- **GIVEN TASK**:
Restate the records below word for word, and omit the images they hold.

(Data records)
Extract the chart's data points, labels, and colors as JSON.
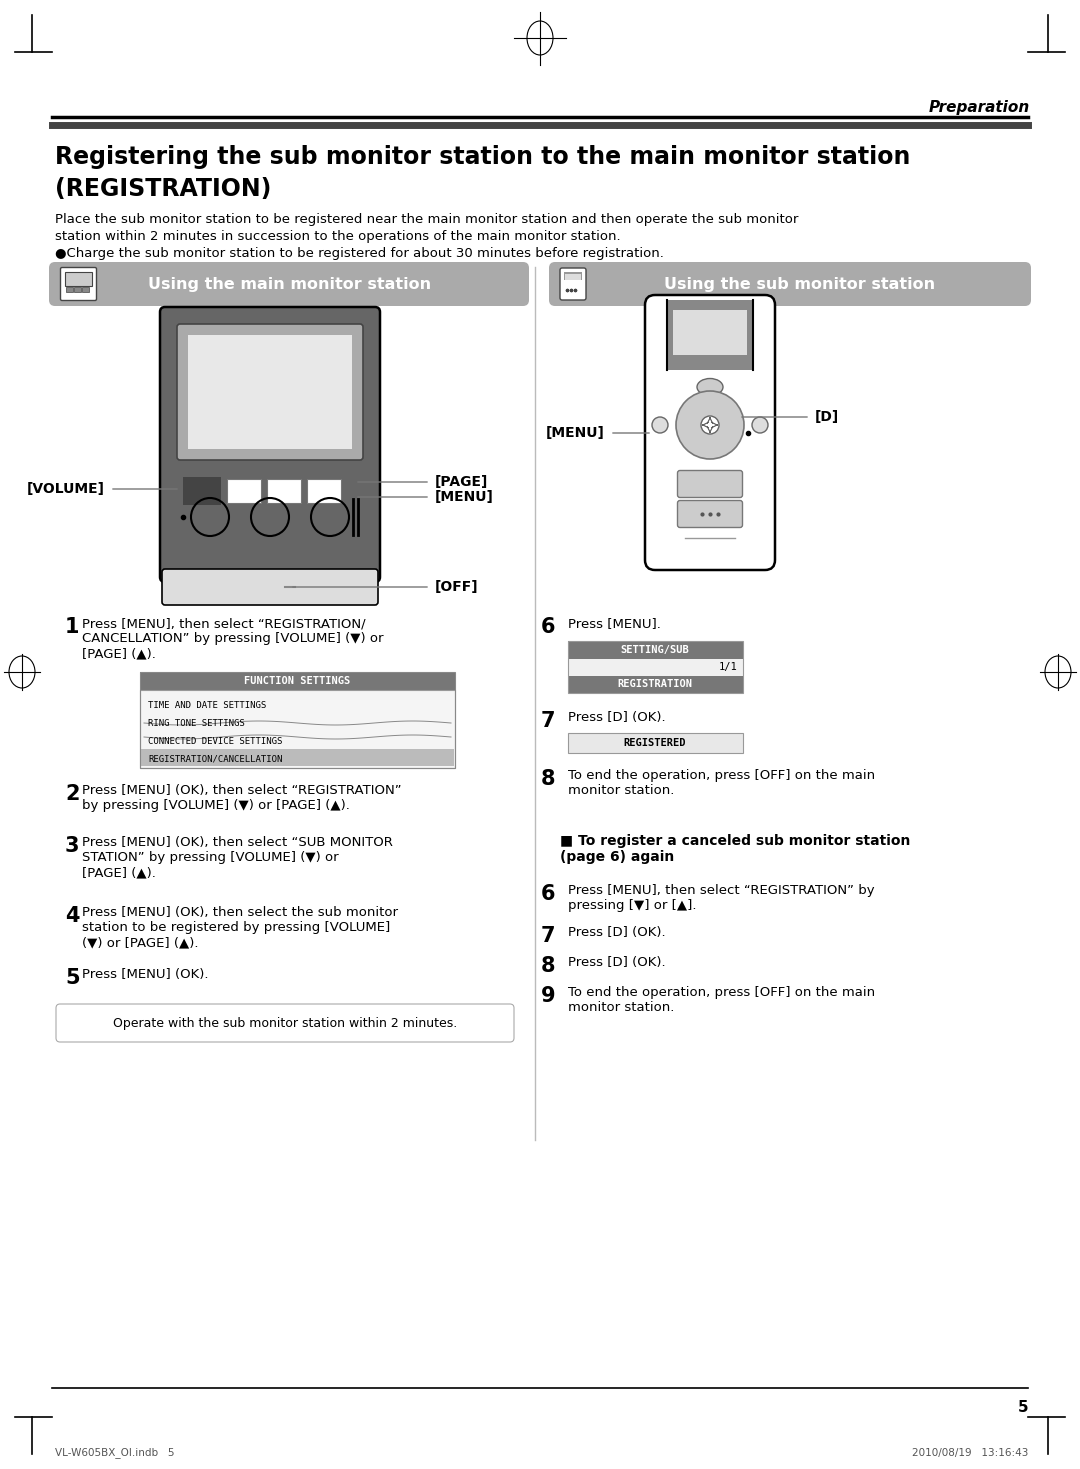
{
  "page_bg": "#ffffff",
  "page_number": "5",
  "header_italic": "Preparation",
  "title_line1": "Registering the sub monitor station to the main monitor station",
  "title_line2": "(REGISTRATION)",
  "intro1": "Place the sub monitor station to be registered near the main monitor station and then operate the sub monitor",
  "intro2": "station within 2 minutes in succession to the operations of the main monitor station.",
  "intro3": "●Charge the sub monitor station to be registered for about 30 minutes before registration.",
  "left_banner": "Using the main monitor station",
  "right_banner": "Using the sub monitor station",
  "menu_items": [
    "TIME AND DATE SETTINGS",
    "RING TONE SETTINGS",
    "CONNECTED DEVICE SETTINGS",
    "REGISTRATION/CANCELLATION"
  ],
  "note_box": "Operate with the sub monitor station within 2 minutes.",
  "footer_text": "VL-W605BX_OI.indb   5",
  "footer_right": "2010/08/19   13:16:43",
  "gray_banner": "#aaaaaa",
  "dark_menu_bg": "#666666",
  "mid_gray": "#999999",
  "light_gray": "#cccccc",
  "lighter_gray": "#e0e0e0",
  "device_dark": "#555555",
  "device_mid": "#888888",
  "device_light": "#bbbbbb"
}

- **SOLUTION FOR THIS EXERCISE**:
Extract the chart's data points, labels, and colors as JSON.
{
  "page_bg": "#ffffff",
  "page_number": "5",
  "header_italic": "Preparation",
  "title_line1": "Registering the sub monitor station to the main monitor station",
  "title_line2": "(REGISTRATION)",
  "intro1": "Place the sub monitor station to be registered near the main monitor station and then operate the sub monitor",
  "intro2": "station within 2 minutes in succession to the operations of the main monitor station.",
  "intro3": "●Charge the sub monitor station to be registered for about 30 minutes before registration.",
  "left_banner": "Using the main monitor station",
  "right_banner": "Using the sub monitor station",
  "menu_items": [
    "TIME AND DATE SETTINGS",
    "RING TONE SETTINGS",
    "CONNECTED DEVICE SETTINGS",
    "REGISTRATION/CANCELLATION"
  ],
  "note_box": "Operate with the sub monitor station within 2 minutes.",
  "footer_text": "VL-W605BX_OI.indb   5",
  "footer_right": "2010/08/19   13:16:43",
  "gray_banner": "#aaaaaa",
  "dark_menu_bg": "#666666",
  "mid_gray": "#999999",
  "light_gray": "#cccccc",
  "lighter_gray": "#e0e0e0",
  "device_dark": "#555555",
  "device_mid": "#888888",
  "device_light": "#bbbbbb"
}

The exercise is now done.